=== BRIEF ===
Search the material below for the string "image" and list each line that holds it.

================

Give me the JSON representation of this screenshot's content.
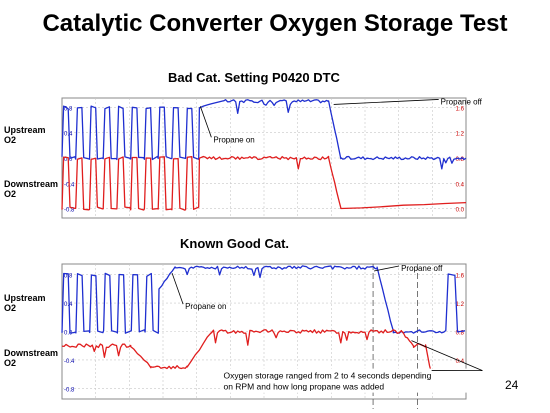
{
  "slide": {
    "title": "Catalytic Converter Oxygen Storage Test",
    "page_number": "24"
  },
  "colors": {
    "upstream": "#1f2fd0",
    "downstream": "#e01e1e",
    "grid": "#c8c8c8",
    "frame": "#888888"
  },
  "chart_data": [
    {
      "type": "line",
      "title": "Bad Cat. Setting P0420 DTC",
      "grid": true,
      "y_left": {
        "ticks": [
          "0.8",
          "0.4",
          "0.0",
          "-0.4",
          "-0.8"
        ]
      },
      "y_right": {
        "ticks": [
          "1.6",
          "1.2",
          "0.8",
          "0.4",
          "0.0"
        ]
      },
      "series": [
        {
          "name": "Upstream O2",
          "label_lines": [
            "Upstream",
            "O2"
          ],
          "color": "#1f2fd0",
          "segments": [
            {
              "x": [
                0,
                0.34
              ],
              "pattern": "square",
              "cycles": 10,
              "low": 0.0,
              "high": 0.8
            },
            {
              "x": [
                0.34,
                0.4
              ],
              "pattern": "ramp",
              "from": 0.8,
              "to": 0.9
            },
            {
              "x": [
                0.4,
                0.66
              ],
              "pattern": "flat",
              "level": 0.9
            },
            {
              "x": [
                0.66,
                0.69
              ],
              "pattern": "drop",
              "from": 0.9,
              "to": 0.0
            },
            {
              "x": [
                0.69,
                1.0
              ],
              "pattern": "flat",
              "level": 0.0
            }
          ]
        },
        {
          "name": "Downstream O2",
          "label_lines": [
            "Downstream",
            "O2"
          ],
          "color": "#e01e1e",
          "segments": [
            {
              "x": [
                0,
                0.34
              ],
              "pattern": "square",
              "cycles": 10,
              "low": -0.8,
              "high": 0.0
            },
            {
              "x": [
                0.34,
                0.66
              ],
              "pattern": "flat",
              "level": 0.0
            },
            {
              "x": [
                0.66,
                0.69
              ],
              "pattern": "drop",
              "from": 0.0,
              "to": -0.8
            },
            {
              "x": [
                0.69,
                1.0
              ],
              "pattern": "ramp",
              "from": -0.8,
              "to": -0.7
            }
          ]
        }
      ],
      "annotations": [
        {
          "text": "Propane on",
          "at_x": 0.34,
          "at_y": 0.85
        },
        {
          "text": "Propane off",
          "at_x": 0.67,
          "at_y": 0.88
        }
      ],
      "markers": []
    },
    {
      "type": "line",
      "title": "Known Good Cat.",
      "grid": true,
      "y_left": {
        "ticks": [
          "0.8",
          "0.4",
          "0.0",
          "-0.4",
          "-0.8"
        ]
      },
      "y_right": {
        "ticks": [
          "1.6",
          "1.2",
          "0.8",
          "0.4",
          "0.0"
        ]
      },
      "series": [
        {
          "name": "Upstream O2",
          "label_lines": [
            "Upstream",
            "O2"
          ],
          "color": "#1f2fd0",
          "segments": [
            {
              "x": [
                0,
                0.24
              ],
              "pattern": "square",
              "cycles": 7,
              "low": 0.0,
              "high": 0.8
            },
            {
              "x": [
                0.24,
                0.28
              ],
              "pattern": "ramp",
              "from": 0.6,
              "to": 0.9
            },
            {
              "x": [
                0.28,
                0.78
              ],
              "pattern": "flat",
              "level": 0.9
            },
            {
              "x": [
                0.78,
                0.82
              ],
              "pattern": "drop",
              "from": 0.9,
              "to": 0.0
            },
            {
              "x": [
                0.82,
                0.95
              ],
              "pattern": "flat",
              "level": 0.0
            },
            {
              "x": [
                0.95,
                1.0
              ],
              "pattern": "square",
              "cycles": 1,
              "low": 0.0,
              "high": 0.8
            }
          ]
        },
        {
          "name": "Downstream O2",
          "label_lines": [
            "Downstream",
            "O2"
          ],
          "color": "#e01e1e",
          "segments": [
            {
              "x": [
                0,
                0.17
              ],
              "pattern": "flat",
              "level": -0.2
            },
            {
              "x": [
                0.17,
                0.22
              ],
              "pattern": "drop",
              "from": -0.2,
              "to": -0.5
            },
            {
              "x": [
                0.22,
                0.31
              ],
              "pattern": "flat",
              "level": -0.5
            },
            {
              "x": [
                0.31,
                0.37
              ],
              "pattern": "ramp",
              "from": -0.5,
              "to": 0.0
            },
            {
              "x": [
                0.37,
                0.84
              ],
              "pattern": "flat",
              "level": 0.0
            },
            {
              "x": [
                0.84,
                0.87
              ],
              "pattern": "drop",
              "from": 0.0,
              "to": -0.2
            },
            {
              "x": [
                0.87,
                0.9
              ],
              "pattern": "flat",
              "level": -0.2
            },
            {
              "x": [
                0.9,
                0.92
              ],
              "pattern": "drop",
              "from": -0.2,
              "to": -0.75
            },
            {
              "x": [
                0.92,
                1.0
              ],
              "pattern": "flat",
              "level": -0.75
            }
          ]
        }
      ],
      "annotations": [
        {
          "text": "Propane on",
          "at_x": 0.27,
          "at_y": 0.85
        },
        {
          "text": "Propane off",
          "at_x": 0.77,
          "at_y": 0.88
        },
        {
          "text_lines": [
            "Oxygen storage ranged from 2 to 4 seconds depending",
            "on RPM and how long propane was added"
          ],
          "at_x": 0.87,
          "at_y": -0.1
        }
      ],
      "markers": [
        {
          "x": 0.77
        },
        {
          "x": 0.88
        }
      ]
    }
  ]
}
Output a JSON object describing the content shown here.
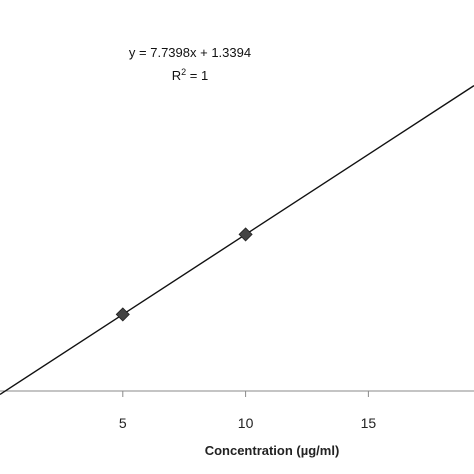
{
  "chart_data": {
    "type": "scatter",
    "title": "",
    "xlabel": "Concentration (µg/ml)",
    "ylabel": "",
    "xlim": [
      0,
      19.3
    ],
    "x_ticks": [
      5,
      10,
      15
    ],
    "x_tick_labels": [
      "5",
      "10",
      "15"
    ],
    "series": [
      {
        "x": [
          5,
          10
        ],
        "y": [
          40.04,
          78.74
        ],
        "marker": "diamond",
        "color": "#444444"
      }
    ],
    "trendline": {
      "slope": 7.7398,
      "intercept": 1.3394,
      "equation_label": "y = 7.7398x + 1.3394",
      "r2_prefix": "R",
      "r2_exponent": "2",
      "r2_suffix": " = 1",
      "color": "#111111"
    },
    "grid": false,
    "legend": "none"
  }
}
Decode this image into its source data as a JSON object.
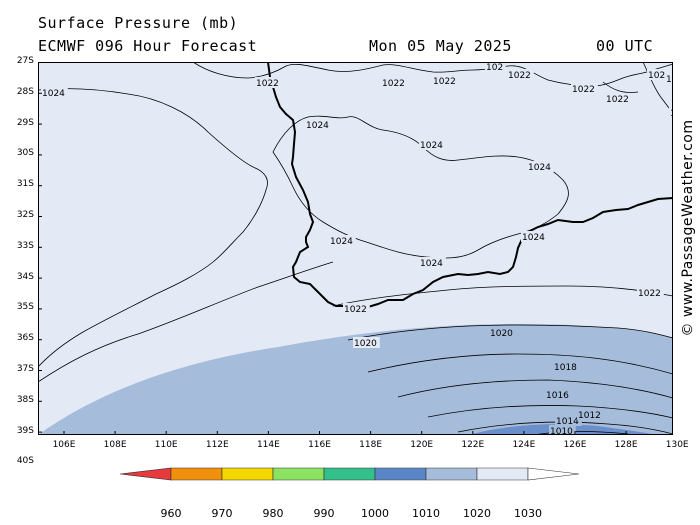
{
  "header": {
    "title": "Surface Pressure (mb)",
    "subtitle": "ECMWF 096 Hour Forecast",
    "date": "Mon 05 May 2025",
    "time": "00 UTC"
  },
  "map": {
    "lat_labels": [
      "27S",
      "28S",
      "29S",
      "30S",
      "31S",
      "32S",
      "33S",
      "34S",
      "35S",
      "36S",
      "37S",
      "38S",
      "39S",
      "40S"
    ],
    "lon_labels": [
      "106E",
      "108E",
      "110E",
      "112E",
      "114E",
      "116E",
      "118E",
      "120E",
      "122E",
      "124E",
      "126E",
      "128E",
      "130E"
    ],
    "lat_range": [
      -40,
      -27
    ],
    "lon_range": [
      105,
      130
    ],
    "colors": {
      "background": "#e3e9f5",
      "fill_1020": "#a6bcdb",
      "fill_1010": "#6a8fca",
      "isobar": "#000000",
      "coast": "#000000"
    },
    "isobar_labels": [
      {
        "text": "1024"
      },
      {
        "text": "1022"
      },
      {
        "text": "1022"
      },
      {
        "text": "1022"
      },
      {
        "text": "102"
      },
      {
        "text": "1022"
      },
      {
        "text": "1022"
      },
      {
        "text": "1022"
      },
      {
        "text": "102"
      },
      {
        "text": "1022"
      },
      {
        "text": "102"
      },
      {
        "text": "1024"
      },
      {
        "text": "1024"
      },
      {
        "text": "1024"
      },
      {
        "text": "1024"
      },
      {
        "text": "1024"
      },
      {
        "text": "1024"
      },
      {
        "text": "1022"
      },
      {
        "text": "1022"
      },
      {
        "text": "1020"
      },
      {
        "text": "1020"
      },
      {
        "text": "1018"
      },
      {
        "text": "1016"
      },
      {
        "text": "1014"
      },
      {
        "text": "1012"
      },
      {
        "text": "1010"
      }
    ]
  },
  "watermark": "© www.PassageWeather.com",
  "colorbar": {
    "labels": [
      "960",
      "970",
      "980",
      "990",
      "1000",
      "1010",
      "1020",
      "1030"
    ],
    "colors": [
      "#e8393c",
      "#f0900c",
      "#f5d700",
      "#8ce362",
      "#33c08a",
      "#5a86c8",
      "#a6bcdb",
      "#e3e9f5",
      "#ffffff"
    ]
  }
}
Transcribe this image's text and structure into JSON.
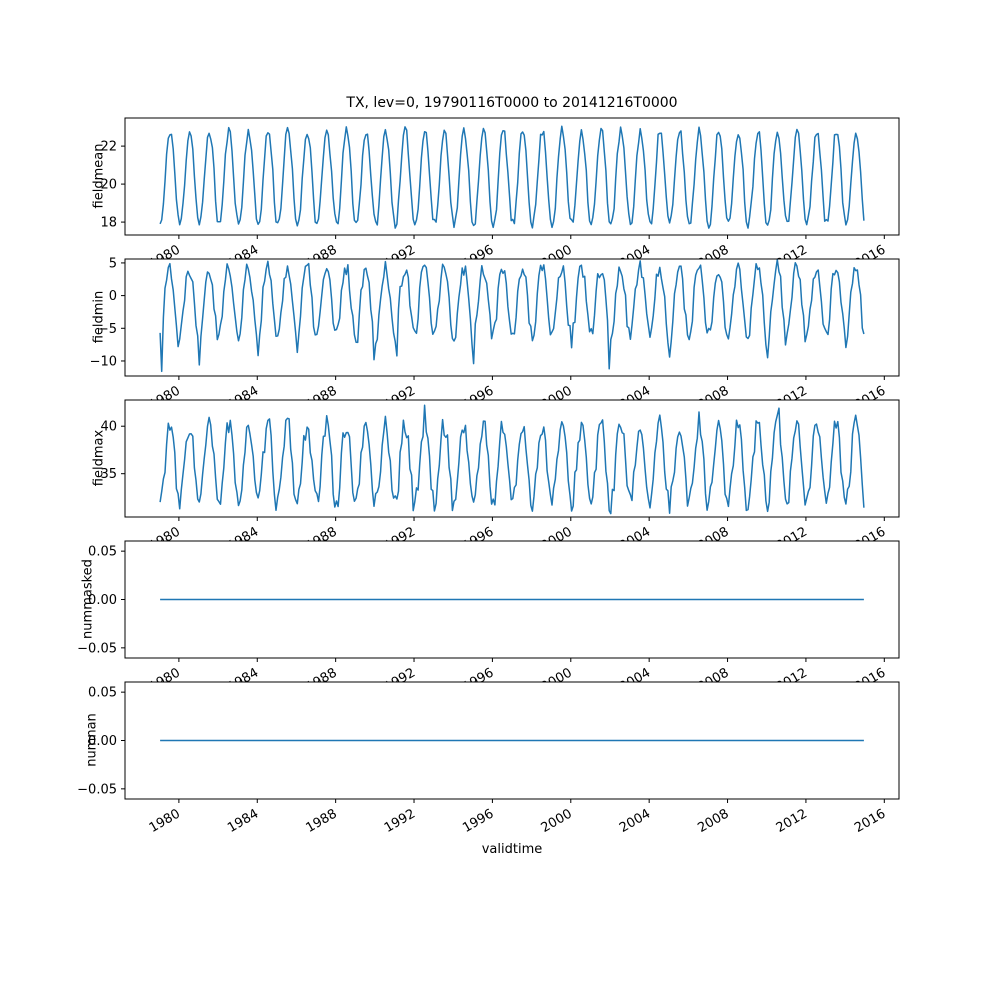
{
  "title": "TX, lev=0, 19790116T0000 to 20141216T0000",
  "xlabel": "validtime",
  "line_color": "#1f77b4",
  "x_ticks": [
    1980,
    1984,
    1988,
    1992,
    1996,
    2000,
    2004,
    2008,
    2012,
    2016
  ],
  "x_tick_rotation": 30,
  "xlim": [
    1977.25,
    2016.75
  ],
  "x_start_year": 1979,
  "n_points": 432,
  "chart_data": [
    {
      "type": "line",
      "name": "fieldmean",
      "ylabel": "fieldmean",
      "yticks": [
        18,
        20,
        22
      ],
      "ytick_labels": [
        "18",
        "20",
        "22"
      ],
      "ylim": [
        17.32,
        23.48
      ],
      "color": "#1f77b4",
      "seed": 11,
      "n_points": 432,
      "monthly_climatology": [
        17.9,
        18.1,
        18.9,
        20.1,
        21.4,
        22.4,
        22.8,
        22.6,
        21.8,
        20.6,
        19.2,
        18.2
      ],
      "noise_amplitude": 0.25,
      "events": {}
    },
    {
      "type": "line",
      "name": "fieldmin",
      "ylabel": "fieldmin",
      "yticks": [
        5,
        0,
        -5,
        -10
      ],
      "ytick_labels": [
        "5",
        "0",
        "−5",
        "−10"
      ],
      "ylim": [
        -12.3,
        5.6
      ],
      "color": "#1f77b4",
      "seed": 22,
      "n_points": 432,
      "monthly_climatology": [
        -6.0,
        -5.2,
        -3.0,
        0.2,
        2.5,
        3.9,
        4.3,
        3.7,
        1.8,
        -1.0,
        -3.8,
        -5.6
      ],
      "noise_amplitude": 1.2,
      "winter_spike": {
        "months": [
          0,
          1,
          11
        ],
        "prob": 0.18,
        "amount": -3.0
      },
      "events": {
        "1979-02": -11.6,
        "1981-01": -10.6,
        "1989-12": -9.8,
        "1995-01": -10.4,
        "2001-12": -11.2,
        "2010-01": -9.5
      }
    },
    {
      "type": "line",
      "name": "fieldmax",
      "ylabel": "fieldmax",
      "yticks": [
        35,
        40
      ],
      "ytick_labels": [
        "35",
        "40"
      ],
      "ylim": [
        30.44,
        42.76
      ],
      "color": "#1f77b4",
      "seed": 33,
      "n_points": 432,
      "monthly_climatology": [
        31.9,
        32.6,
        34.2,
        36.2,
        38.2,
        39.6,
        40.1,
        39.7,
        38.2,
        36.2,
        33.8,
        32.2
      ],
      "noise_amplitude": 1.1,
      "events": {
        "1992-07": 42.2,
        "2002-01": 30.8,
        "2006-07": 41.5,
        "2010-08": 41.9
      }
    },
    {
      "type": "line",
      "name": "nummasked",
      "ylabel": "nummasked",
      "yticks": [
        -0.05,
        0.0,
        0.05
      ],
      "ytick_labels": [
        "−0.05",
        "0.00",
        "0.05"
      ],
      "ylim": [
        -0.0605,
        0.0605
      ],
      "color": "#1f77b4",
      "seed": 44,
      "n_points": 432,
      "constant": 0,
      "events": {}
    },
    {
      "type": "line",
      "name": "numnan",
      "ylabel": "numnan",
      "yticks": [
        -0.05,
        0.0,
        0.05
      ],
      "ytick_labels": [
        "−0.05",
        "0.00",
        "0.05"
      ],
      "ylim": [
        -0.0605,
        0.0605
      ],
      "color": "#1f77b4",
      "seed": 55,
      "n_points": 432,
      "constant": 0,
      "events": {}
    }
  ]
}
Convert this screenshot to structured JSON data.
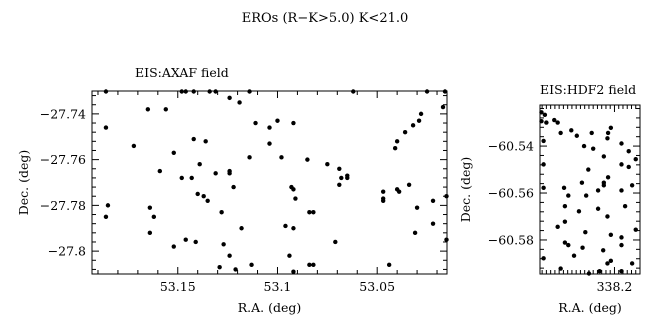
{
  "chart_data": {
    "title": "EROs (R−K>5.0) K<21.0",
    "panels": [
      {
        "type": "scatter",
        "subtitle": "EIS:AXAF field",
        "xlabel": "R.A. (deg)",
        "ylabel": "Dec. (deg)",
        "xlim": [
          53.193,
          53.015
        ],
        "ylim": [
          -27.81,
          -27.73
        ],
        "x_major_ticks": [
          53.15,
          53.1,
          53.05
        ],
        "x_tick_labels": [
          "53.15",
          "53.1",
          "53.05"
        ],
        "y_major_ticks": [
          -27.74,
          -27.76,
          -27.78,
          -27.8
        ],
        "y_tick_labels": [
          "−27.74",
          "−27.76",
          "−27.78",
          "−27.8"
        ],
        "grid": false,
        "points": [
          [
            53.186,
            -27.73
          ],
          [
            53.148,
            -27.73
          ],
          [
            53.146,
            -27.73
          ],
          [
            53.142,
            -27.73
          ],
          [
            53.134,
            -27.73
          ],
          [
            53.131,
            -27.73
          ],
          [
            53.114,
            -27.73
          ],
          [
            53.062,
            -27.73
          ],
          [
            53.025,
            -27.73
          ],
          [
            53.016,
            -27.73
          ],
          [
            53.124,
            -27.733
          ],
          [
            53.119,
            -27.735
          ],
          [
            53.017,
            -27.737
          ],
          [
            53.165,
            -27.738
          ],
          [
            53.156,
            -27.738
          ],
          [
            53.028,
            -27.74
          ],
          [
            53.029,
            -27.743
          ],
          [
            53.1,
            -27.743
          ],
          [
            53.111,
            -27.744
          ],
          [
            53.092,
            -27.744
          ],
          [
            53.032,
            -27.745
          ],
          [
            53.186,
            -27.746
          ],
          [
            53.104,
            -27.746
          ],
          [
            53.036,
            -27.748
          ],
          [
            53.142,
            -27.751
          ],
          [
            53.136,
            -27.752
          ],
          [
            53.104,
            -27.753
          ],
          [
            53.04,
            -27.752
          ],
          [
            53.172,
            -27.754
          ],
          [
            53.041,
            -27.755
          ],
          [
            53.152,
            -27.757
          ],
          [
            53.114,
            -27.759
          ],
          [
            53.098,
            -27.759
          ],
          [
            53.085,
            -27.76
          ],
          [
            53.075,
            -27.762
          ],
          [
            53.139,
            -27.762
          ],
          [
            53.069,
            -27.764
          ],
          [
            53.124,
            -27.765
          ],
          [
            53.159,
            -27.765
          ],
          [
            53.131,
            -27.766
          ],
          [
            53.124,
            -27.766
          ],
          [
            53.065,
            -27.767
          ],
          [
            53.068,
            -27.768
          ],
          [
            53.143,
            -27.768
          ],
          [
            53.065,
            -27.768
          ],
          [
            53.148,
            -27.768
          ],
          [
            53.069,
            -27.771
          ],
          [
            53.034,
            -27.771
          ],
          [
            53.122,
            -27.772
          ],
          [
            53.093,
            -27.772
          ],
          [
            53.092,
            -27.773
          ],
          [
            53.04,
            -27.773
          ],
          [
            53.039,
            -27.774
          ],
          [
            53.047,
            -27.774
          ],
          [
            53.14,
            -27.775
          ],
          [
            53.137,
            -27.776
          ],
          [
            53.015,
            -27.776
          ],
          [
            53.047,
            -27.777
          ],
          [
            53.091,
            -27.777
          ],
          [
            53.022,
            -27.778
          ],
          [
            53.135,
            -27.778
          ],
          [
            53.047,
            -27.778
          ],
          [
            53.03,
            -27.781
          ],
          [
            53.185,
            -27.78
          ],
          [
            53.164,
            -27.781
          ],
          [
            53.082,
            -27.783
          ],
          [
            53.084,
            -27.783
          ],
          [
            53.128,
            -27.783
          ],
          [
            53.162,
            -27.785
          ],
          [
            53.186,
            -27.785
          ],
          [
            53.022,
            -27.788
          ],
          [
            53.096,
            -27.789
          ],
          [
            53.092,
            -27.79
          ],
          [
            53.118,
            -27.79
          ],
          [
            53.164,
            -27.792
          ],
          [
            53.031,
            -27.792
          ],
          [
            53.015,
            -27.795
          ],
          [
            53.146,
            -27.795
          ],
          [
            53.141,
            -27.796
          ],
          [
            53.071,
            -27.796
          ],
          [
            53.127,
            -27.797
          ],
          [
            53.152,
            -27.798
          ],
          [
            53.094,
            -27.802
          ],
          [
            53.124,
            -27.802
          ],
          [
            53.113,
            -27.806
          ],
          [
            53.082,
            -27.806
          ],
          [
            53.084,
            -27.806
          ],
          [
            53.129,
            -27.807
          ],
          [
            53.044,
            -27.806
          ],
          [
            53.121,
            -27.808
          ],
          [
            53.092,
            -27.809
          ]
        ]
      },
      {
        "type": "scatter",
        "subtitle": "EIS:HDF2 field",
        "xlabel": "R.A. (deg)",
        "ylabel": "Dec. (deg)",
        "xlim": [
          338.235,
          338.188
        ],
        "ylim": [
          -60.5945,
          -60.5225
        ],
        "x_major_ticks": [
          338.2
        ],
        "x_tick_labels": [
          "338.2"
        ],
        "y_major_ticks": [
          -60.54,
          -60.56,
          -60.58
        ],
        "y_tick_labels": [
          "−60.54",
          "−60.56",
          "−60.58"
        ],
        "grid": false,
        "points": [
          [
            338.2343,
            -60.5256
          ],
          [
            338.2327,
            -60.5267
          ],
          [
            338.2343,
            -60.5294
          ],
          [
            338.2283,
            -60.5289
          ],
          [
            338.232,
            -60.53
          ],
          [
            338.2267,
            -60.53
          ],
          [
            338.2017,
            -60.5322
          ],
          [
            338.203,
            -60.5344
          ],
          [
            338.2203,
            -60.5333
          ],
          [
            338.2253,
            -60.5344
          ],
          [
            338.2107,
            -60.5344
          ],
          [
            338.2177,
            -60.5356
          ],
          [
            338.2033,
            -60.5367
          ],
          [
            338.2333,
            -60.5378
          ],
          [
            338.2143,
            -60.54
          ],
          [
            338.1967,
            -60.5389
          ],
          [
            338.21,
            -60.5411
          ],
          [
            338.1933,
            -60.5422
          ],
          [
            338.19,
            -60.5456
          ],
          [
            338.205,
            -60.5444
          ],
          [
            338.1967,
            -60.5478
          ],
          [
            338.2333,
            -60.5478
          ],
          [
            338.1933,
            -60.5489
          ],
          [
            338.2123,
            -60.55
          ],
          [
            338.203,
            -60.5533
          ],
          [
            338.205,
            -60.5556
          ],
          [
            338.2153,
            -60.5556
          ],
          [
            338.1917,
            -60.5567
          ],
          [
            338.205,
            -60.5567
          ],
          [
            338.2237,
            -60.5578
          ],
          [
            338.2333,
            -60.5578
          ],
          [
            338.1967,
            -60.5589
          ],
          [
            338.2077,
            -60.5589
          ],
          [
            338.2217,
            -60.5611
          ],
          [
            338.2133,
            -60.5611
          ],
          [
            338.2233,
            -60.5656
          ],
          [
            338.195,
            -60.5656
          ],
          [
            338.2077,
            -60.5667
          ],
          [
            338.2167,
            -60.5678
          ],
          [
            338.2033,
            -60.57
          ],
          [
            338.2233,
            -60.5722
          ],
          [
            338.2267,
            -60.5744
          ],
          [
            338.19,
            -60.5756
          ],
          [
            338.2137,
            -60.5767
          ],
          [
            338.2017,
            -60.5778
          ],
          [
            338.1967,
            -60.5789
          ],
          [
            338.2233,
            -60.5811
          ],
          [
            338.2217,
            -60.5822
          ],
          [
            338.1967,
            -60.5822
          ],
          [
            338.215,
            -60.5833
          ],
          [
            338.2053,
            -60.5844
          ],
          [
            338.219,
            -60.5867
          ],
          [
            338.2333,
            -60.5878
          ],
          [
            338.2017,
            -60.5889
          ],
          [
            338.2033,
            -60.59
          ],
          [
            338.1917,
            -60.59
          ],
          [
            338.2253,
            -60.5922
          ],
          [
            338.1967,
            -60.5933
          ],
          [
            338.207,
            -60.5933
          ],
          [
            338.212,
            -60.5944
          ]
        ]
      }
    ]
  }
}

================

=== WRITTEN ANSWER ===
Decode this image into its source data as a JSON object.
Transcribe this image's text and structure into JSON.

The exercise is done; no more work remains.